[start of Task material]

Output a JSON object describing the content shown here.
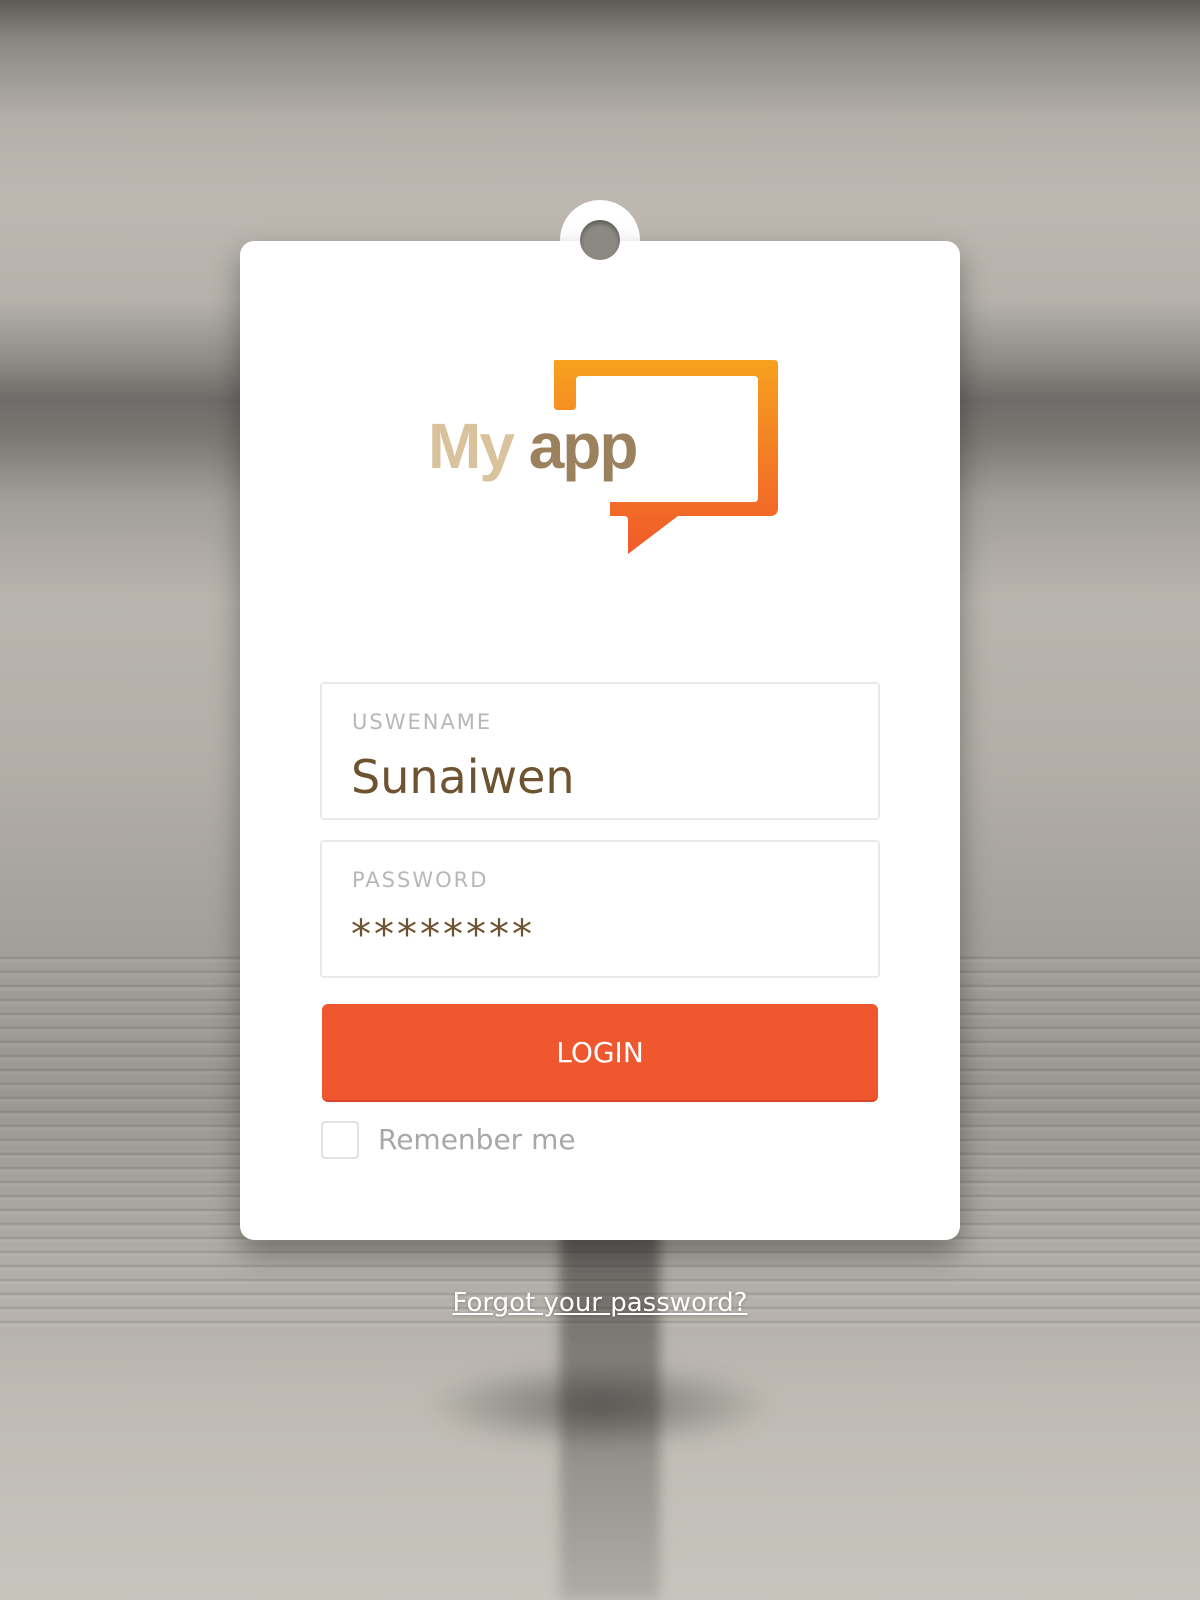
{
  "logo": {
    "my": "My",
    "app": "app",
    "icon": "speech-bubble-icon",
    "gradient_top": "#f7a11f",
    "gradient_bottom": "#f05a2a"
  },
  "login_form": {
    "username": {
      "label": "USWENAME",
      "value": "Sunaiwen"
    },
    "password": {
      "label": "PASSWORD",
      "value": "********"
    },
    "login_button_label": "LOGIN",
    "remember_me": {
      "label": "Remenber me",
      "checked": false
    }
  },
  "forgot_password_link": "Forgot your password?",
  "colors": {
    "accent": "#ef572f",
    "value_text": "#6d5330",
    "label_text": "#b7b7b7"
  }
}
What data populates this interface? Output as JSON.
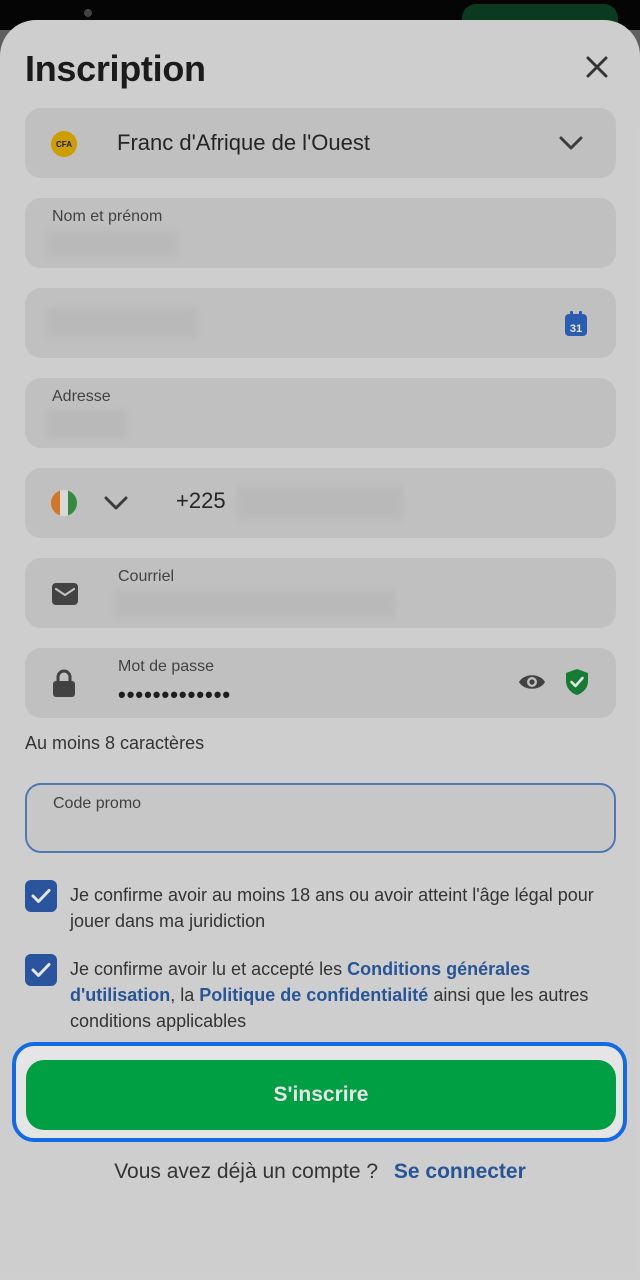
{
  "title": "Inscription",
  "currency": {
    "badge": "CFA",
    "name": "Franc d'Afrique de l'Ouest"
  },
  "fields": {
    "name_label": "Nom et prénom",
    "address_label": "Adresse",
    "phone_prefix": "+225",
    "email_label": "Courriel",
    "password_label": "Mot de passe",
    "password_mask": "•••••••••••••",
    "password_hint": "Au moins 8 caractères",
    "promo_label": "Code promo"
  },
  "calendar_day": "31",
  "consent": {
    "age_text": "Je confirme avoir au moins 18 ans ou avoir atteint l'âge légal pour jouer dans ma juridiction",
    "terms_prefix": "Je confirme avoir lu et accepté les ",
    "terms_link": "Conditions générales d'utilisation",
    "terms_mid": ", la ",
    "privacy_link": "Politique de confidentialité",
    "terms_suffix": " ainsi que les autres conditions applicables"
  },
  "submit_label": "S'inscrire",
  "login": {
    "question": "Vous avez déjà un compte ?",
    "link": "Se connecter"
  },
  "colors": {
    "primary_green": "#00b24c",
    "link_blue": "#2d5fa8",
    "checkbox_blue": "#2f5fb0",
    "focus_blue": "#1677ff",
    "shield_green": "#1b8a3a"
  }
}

[end of Task material]

* Instructions for the task *
Reproduce the material in its entirety and word for word, without the pictures.

* Result *
Output a JSON object describing the content shown here.
{
  "logo": {
    "my": "My",
    "app": "app",
    "icon": "speech-bubble-icon",
    "gradient_top": "#f7a11f",
    "gradient_bottom": "#f05a2a"
  },
  "login_form": {
    "username": {
      "label": "USWENAME",
      "value": "Sunaiwen"
    },
    "password": {
      "label": "PASSWORD",
      "value": "********"
    },
    "login_button_label": "LOGIN",
    "remember_me": {
      "label": "Remenber me",
      "checked": false
    }
  },
  "forgot_password_link": "Forgot your password?",
  "colors": {
    "accent": "#ef572f",
    "value_text": "#6d5330",
    "label_text": "#b7b7b7"
  }
}
What data populates this interface? Output as JSON.
{
  "title": "Inscription",
  "currency": {
    "badge": "CFA",
    "name": "Franc d'Afrique de l'Ouest"
  },
  "fields": {
    "name_label": "Nom et prénom",
    "address_label": "Adresse",
    "phone_prefix": "+225",
    "email_label": "Courriel",
    "password_label": "Mot de passe",
    "password_mask": "•••••••••••••",
    "password_hint": "Au moins 8 caractères",
    "promo_label": "Code promo"
  },
  "calendar_day": "31",
  "consent": {
    "age_text": "Je confirme avoir au moins 18 ans ou avoir atteint l'âge légal pour jouer dans ma juridiction",
    "terms_prefix": "Je confirme avoir lu et accepté les ",
    "terms_link": "Conditions générales d'utilisation",
    "terms_mid": ", la ",
    "privacy_link": "Politique de confidentialité",
    "terms_suffix": " ainsi que les autres conditions applicables"
  },
  "submit_label": "S'inscrire",
  "login": {
    "question": "Vous avez déjà un compte ?",
    "link": "Se connecter"
  },
  "colors": {
    "primary_green": "#00b24c",
    "link_blue": "#2d5fa8",
    "checkbox_blue": "#2f5fb0",
    "focus_blue": "#1677ff",
    "shield_green": "#1b8a3a"
  }
}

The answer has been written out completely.